[Records]
.....

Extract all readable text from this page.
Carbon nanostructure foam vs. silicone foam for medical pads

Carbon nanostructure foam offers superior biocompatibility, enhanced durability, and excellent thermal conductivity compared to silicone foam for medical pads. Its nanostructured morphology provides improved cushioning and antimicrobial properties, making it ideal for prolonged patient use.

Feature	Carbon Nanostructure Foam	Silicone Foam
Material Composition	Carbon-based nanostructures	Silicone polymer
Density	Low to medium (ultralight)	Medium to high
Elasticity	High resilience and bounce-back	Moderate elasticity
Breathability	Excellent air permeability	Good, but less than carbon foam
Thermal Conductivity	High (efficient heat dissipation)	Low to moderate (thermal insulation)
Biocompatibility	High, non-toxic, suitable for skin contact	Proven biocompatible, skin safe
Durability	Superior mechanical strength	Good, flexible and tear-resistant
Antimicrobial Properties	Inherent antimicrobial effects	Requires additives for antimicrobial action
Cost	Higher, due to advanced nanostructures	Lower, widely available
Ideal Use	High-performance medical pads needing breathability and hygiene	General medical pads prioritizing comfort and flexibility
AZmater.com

.....

- TASK REQUIREMENTS
Recopy the entries above exactly, with every line included.

- CORRECT RESULT
Extract all readable text from this page.
Carbon nanostructure foam vs. silicone foam for medical pads

Carbon nanostructure foam offers superior biocompatibility, enhanced durability, and excellent thermal conductivity compared to silicone foam for medical pads. Its nanostructured morphology provides improved cushioning and antimicrobial properties, making it ideal for prolonged patient use.

Feature	Carbon Nanostructure Foam	Silicone Foam
Material Composition	Carbon-based nanostructures	Silicone polymer
Density	Low to medium (ultralight)	Medium to high
Elasticity	High resilience and bounce-back	Moderate elasticity
Breathability	Excellent air permeability	Good, but less than carbon foam
Thermal Conductivity	High (efficient heat dissipation)	Low to moderate (thermal insulation)
Biocompatibility	High, non-toxic, suitable for skin contact	Proven biocompatible, skin safe
Durability	Superior mechanical strength	Good, flexible and tear-resistant
Antimicrobial Properties	Inherent antimicrobial effects	Requires additives for antimicrobial action
Cost	Higher, due to advanced nanostructures	Lower, widely available
Ideal Use	High-performance medical pads needing breathability and hygiene	General medical pads prioritizing comfort and flexibility
AZmater.com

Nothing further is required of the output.